Some records:
---+---

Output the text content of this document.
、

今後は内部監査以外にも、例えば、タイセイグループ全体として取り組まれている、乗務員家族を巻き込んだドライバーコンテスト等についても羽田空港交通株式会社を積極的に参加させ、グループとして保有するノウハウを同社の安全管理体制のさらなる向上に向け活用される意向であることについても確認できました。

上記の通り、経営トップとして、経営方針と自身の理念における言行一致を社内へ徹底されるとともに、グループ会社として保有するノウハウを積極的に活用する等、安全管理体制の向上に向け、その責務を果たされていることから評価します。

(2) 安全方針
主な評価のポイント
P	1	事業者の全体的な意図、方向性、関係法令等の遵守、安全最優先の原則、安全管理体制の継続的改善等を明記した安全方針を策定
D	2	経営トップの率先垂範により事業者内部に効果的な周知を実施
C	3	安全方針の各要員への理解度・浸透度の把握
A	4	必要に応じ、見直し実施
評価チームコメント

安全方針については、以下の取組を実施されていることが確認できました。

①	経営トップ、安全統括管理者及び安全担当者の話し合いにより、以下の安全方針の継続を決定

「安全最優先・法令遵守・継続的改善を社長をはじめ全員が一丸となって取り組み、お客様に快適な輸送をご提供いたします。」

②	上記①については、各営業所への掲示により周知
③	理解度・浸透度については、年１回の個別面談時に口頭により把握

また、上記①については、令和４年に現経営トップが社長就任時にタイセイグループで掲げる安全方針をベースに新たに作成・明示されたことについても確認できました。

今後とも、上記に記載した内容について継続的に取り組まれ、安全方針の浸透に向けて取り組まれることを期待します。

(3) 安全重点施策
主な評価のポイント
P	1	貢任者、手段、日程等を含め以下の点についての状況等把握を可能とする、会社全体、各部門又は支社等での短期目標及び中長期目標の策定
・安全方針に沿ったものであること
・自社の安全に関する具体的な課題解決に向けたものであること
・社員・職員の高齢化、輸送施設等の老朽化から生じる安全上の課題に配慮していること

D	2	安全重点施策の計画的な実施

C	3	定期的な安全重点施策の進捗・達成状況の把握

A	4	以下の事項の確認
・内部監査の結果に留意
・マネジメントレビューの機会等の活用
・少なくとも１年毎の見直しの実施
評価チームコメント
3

---+---

■ Problem statement
Using the listing above, retype each line exactly.

■ Answer to the task
Output the text content of this document.
、

今後は内部監査以外にも、例えば、タイセイグループ全体として取り組まれている、乗務員家族を巻き込んだドライバーコンテスト等についても羽田空港交通株式会社を積極的に参加させ、グループとして保有するノウハウを同社の安全管理体制のさらなる向上に向け活用される意向であることについても確認できました。

上記の通り、経営トップとして、経営方針と自身の理念における言行一致を社内へ徹底されるとともに、グループ会社として保有するノウハウを積極的に活用する等、安全管理体制の向上に向け、その責務を果たされていることから評価します。

(2) 安全方針
主な評価のポイント
P	1	事業者の全体的な意図、方向性、関係法令等の遵守、安全最優先の原則、安全管理体制の継続的改善等を明記した安全方針を策定
D	2	経営トップの率先垂範により事業者内部に効果的な周知を実施
C	3	安全方針の各要員への理解度・浸透度の把握
A	4	必要に応じ、見直し実施
評価チームコメント

安全方針については、以下の取組を実施されていることが確認できました。

①	経営トップ、安全統括管理者及び安全担当者の話し合いにより、以下の安全方針の継続を決定

「安全最優先・法令遵守・継続的改善を社長をはじめ全員が一丸となって取り組み、お客様に快適な輸送をご提供いたします。」

②	上記①については、各営業所への掲示により周知
③	理解度・浸透度については、年１回の個別面談時に口頭により把握

また、上記①については、令和４年に現経営トップが社長就任時にタイセイグループで掲げる安全方針をベースに新たに作成・明示されたことについても確認できました。

今後とも、上記に記載した内容について継続的に取り組まれ、安全方針の浸透に向けて取り組まれることを期待します。

(3) 安全重点施策
主な評価のポイント
P	1	貢任者、手段、日程等を含め以下の点についての状況等把握を可能とする、会社全体、各部門又は支社等での短期目標及び中長期目標の策定
・安全方針に沿ったものであること
・自社の安全に関する具体的な課題解決に向けたものであること
・社員・職員の高齢化、輸送施設等の老朽化から生じる安全上の課題に配慮していること

D	2	安全重点施策の計画的な実施

C	3	定期的な安全重点施策の進捗・達成状況の把握

A	4	以下の事項の確認
・内部監査の結果に留意
・マネジメントレビューの機会等の活用
・少なくとも１年毎の見直しの実施
評価チームコメント
3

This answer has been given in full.